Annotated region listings
▬▬▬▬▬▬
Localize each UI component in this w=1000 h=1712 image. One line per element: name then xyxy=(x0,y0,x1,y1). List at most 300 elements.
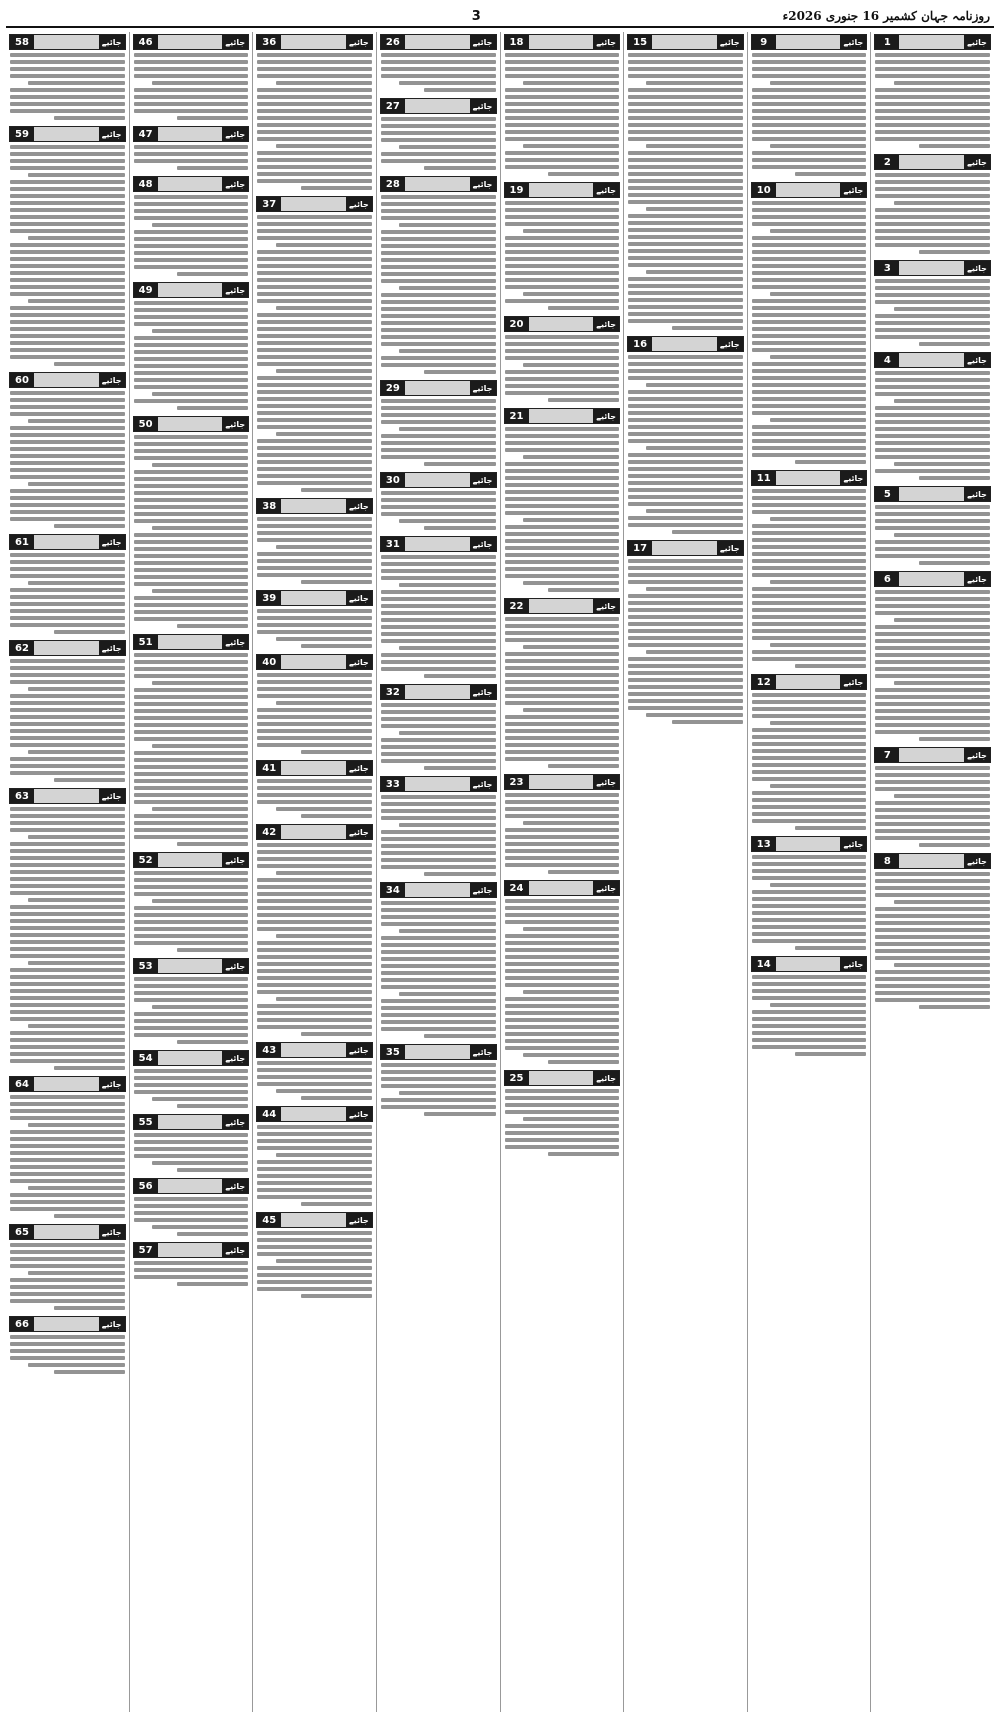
news-item xyxy=(380,1044,497,1116)
text-line xyxy=(628,685,743,689)
text-line xyxy=(301,580,372,584)
text-line xyxy=(752,208,867,212)
news-item-body xyxy=(874,173,991,254)
news-item xyxy=(380,34,497,92)
text-line xyxy=(10,398,125,402)
text-line xyxy=(381,632,496,636)
text-line xyxy=(10,264,125,268)
news-item-body xyxy=(380,399,497,466)
text-line xyxy=(134,920,249,924)
text-line xyxy=(54,1370,125,1374)
text-line xyxy=(10,623,125,627)
text-line xyxy=(424,766,495,770)
text-line xyxy=(628,95,743,99)
news-item-badge: جائیے xyxy=(346,591,372,605)
text-line xyxy=(134,814,249,818)
text-line xyxy=(628,102,743,106)
text-line xyxy=(54,778,125,782)
text-line xyxy=(628,277,743,281)
text-line xyxy=(505,1103,620,1107)
text-line xyxy=(752,735,867,739)
text-line xyxy=(381,964,496,968)
news-item xyxy=(256,196,373,492)
text-line xyxy=(257,1167,372,1171)
text-line xyxy=(875,109,990,113)
text-line xyxy=(10,88,125,92)
text-line xyxy=(505,356,620,360)
text-line xyxy=(134,533,249,537)
news-item-badge: جائیے xyxy=(222,417,248,431)
news-item xyxy=(504,408,621,592)
text-line xyxy=(505,483,620,487)
text-line xyxy=(134,892,249,896)
news-item-header-bar xyxy=(281,591,346,605)
text-line xyxy=(919,1005,990,1009)
news-item-body xyxy=(504,53,621,176)
text-line xyxy=(10,74,125,78)
text-line xyxy=(875,639,990,643)
text-line xyxy=(628,284,743,288)
text-line xyxy=(257,229,372,233)
text-line xyxy=(54,1066,125,1070)
text-line xyxy=(381,639,496,643)
text-line xyxy=(257,616,372,620)
text-line xyxy=(752,60,867,64)
text-line xyxy=(10,391,125,395)
text-line xyxy=(152,1225,248,1229)
text-line xyxy=(424,674,495,678)
text-line xyxy=(752,327,867,331)
text-line xyxy=(505,1145,620,1149)
news-item-badge: جائیے xyxy=(346,825,372,839)
news-item-badge: جائیے xyxy=(99,641,125,655)
text-line xyxy=(10,680,125,684)
text-line xyxy=(628,488,743,492)
text-line xyxy=(505,546,620,550)
text-line xyxy=(795,946,866,950)
text-line xyxy=(134,456,249,460)
text-line xyxy=(875,554,990,558)
text-line xyxy=(752,404,867,408)
text-line xyxy=(381,858,496,862)
text-line xyxy=(505,377,620,381)
text-line xyxy=(301,1032,372,1036)
text-line xyxy=(875,187,990,191)
text-line xyxy=(505,976,620,980)
news-item-header-bar xyxy=(34,1077,99,1091)
text-line xyxy=(10,1200,125,1204)
text-line xyxy=(752,341,867,345)
text-line xyxy=(276,1153,372,1157)
text-line xyxy=(134,716,249,720)
news-item-badge: جائیے xyxy=(99,373,125,387)
text-line xyxy=(257,102,372,106)
text-line xyxy=(10,334,125,338)
text-line xyxy=(752,819,867,823)
text-line xyxy=(28,482,124,486)
text-line xyxy=(10,722,125,726)
news-item xyxy=(133,1178,250,1236)
news-item xyxy=(504,34,621,176)
news-item-badge: جائیے xyxy=(222,635,248,649)
text-line xyxy=(628,53,743,57)
text-line xyxy=(752,657,867,661)
news-item-badge: جائیے xyxy=(964,353,990,367)
text-line xyxy=(628,692,743,696)
text-line xyxy=(752,1017,867,1021)
text-line xyxy=(752,95,867,99)
text-line xyxy=(177,406,248,410)
text-line xyxy=(628,495,743,499)
text-line xyxy=(257,538,372,542)
text-line xyxy=(875,95,990,99)
news-item-number: 1 xyxy=(875,35,899,49)
news-item-body xyxy=(256,53,373,190)
text-line xyxy=(875,984,990,988)
news-item-number: 53 xyxy=(134,959,158,973)
news-item-number: 54 xyxy=(134,1051,158,1065)
news-item-badge: جائیے xyxy=(222,853,248,867)
text-line xyxy=(134,1083,249,1087)
news-item-body xyxy=(380,555,497,678)
text-line xyxy=(752,996,867,1000)
text-line xyxy=(10,510,125,514)
text-line xyxy=(257,446,372,450)
news-item-header-bar xyxy=(34,535,99,549)
text-line xyxy=(257,559,372,563)
text-line xyxy=(257,411,372,415)
text-line xyxy=(628,355,743,359)
text-line xyxy=(628,158,743,162)
news-item-number: 12 xyxy=(752,675,776,689)
text-line xyxy=(10,250,125,254)
text-line xyxy=(505,962,620,966)
text-line xyxy=(28,581,124,585)
text-line xyxy=(257,1231,372,1235)
text-line xyxy=(875,801,990,805)
text-line xyxy=(54,524,125,528)
text-line xyxy=(505,109,620,113)
news-item-header xyxy=(9,534,126,550)
text-line xyxy=(752,250,867,254)
news-item-header xyxy=(504,408,621,424)
news-item-number: 56 xyxy=(134,1179,158,1193)
text-line xyxy=(10,1243,125,1247)
text-line xyxy=(381,625,496,629)
text-line xyxy=(505,659,620,663)
news-item-number: 58 xyxy=(10,35,34,49)
text-line xyxy=(28,419,124,423)
text-line xyxy=(10,694,125,698)
text-line xyxy=(257,630,372,634)
text-line xyxy=(10,1137,125,1141)
news-item-number: 38 xyxy=(257,499,281,513)
text-line xyxy=(134,723,249,727)
news-item-number: 39 xyxy=(257,591,281,605)
text-line xyxy=(628,242,743,246)
text-line xyxy=(752,362,867,366)
text-line xyxy=(628,474,743,478)
news-item-badge: جائیے xyxy=(346,197,372,211)
text-line xyxy=(752,320,867,324)
text-line xyxy=(875,137,990,141)
news-item-body xyxy=(9,53,126,120)
text-line xyxy=(919,144,990,148)
text-line xyxy=(505,934,620,938)
text-line xyxy=(134,1133,249,1137)
text-line xyxy=(152,681,248,685)
text-line xyxy=(381,399,496,403)
news-item-header-bar xyxy=(776,675,841,689)
news-item-badge: جائیے xyxy=(346,1043,372,1057)
text-line xyxy=(875,222,990,226)
text-line xyxy=(276,1089,372,1093)
text-line xyxy=(752,700,867,704)
news-item-number: 8 xyxy=(875,854,899,868)
text-line xyxy=(257,1075,372,1079)
text-line xyxy=(399,929,495,933)
text-line xyxy=(523,455,619,459)
news-item-header xyxy=(133,1242,250,1258)
text-line xyxy=(257,1238,372,1242)
text-line xyxy=(399,349,495,353)
text-line xyxy=(134,977,249,981)
news-item-badge: جائیے xyxy=(593,1071,619,1085)
text-line xyxy=(505,574,620,578)
text-line xyxy=(505,666,620,670)
news-item-header-bar xyxy=(405,99,470,113)
text-line xyxy=(875,314,990,318)
text-line xyxy=(505,1131,620,1135)
news-item-header xyxy=(9,1224,126,1240)
news-item-body xyxy=(874,371,991,480)
text-line xyxy=(752,264,867,268)
text-line xyxy=(628,706,743,710)
text-line xyxy=(381,272,496,276)
news-item xyxy=(256,824,373,1036)
text-line xyxy=(134,1147,249,1151)
text-line xyxy=(628,657,743,661)
news-item xyxy=(9,372,126,528)
text-line xyxy=(548,172,619,176)
news-item xyxy=(751,956,868,1056)
text-line xyxy=(505,349,620,353)
text-line xyxy=(10,1207,125,1211)
text-line xyxy=(795,1052,866,1056)
text-line xyxy=(257,460,372,464)
text-line xyxy=(257,736,372,740)
news-item-body xyxy=(133,435,250,628)
news-item-header-bar xyxy=(34,373,99,387)
news-item xyxy=(874,571,991,741)
text-line xyxy=(257,673,372,677)
text-line xyxy=(628,376,743,380)
text-line xyxy=(875,208,990,212)
text-line xyxy=(505,243,620,247)
text-line xyxy=(381,816,496,820)
text-line xyxy=(134,399,249,403)
text-line xyxy=(875,434,990,438)
news-item-header xyxy=(133,1050,250,1066)
text-line xyxy=(276,1259,372,1263)
text-line xyxy=(381,363,496,367)
text-line xyxy=(628,179,743,183)
text-line xyxy=(134,449,249,453)
text-line xyxy=(134,941,249,945)
news-item-header-bar xyxy=(34,1317,99,1331)
text-line xyxy=(10,1003,125,1007)
text-line xyxy=(134,477,249,481)
text-line xyxy=(10,553,125,557)
text-line xyxy=(257,1181,372,1185)
news-item-header-bar xyxy=(529,1071,594,1085)
text-line xyxy=(919,561,990,565)
text-line xyxy=(381,703,496,707)
news-item xyxy=(751,836,868,950)
text-line xyxy=(875,547,990,551)
text-line xyxy=(257,722,372,726)
text-line xyxy=(505,469,620,473)
text-line xyxy=(752,299,867,303)
news-item-badge: جائیے xyxy=(593,317,619,331)
news-item-header xyxy=(751,836,868,852)
text-line xyxy=(10,1172,125,1176)
news-item-number: 24 xyxy=(505,881,529,895)
news-item-badge: جائیے xyxy=(593,183,619,197)
text-line xyxy=(54,630,125,634)
news-item-number: 18 xyxy=(505,35,529,49)
text-line xyxy=(628,123,743,127)
news-item-number: 48 xyxy=(134,177,158,191)
text-line xyxy=(257,1011,372,1015)
news-item-badge: جائیے xyxy=(346,761,372,775)
text-line xyxy=(257,271,372,275)
text-line xyxy=(134,512,249,516)
text-line xyxy=(381,328,496,332)
news-item-number: 16 xyxy=(628,337,652,351)
text-line xyxy=(628,291,743,295)
text-line xyxy=(505,208,620,212)
text-line xyxy=(301,1202,372,1206)
text-line xyxy=(752,573,867,577)
text-line xyxy=(134,67,249,71)
news-column xyxy=(623,32,747,1712)
news-item-body xyxy=(751,975,868,1056)
text-line xyxy=(381,660,496,664)
news-item-header xyxy=(133,958,250,974)
news-item-body xyxy=(504,793,621,874)
news-item-header xyxy=(9,1076,126,1092)
text-line xyxy=(257,531,372,535)
text-line xyxy=(875,60,990,64)
news-item-header-bar xyxy=(529,599,594,613)
news-item-body xyxy=(9,1335,126,1374)
text-line xyxy=(875,998,990,1002)
news-item-header-bar xyxy=(652,541,717,555)
text-line xyxy=(875,130,990,134)
text-line xyxy=(134,152,249,156)
text-line xyxy=(134,695,249,699)
text-line xyxy=(875,829,990,833)
text-line xyxy=(628,116,743,120)
news-item-header xyxy=(9,640,126,656)
text-line xyxy=(752,102,867,106)
text-line xyxy=(134,688,249,692)
text-line xyxy=(134,828,249,832)
text-line xyxy=(134,674,249,678)
text-line xyxy=(10,1095,125,1099)
news-item-body xyxy=(133,1261,250,1286)
text-line xyxy=(628,699,743,703)
text-line xyxy=(505,497,620,501)
news-item-number: 11 xyxy=(752,471,776,485)
news-item-number: 35 xyxy=(381,1045,405,1059)
news-item-header-bar xyxy=(281,35,346,49)
text-line xyxy=(381,53,496,57)
text-line xyxy=(134,1211,249,1215)
text-line xyxy=(505,490,620,494)
text-line xyxy=(134,751,249,755)
text-line xyxy=(752,313,867,317)
text-line xyxy=(10,743,125,747)
text-line xyxy=(28,898,124,902)
news-item-body xyxy=(133,1197,250,1236)
text-line xyxy=(257,1004,372,1008)
text-line xyxy=(10,243,125,247)
text-line xyxy=(257,1132,372,1136)
text-line xyxy=(177,1282,248,1286)
text-line xyxy=(381,293,496,297)
news-item-header-bar xyxy=(899,572,964,586)
text-line xyxy=(134,568,249,572)
text-line xyxy=(381,1006,496,1010)
text-line xyxy=(381,837,496,841)
text-line xyxy=(795,172,866,176)
text-line xyxy=(628,137,743,141)
text-line xyxy=(257,948,372,952)
news-item-header xyxy=(9,788,126,804)
text-line xyxy=(381,406,496,410)
text-line xyxy=(752,982,867,986)
text-line xyxy=(10,447,125,451)
news-item-body xyxy=(504,427,621,592)
news-item-number: 41 xyxy=(257,761,281,775)
text-line xyxy=(257,920,372,924)
news-item-badge: جائیے xyxy=(717,35,743,49)
text-line xyxy=(752,74,867,78)
text-line xyxy=(381,908,496,912)
text-line xyxy=(134,357,249,361)
text-line xyxy=(399,583,495,587)
news-item-badge: جائیے xyxy=(470,777,496,791)
text-line xyxy=(134,702,249,706)
text-line xyxy=(628,186,743,190)
news-item xyxy=(874,154,991,254)
text-line xyxy=(628,467,743,471)
text-line xyxy=(523,927,619,931)
news-item-body xyxy=(9,1095,126,1218)
text-line xyxy=(276,144,372,148)
text-line xyxy=(875,815,990,819)
text-line xyxy=(381,851,496,855)
news-item xyxy=(874,34,991,148)
text-line xyxy=(177,272,248,276)
text-line xyxy=(10,856,125,860)
news-item xyxy=(256,590,373,648)
text-line xyxy=(875,540,990,544)
text-line xyxy=(875,766,990,770)
news-item-badge: جائیے xyxy=(964,35,990,49)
▬▬▬▬▬▬
SHORT PROBLEM: Print the lines of the material above, starting with the line that contains "news-item xyxy=(380,1044,497,1116)" and going on through the line that contains "text-line xyxy=(134,920,249,924)", both included, without changing a character.

REPLY TO THE EXERCISE:
news-item xyxy=(380,1044,497,1116)
text-line xyxy=(628,685,743,689)
text-line xyxy=(301,580,372,584)
text-line xyxy=(752,208,867,212)
news-item-body xyxy=(874,173,991,254)
news-item xyxy=(380,34,497,92)
text-line xyxy=(10,398,125,402)
text-line xyxy=(381,632,496,636)
text-line xyxy=(10,264,125,268)
news-item-body xyxy=(380,399,497,466)
text-line xyxy=(134,920,249,924)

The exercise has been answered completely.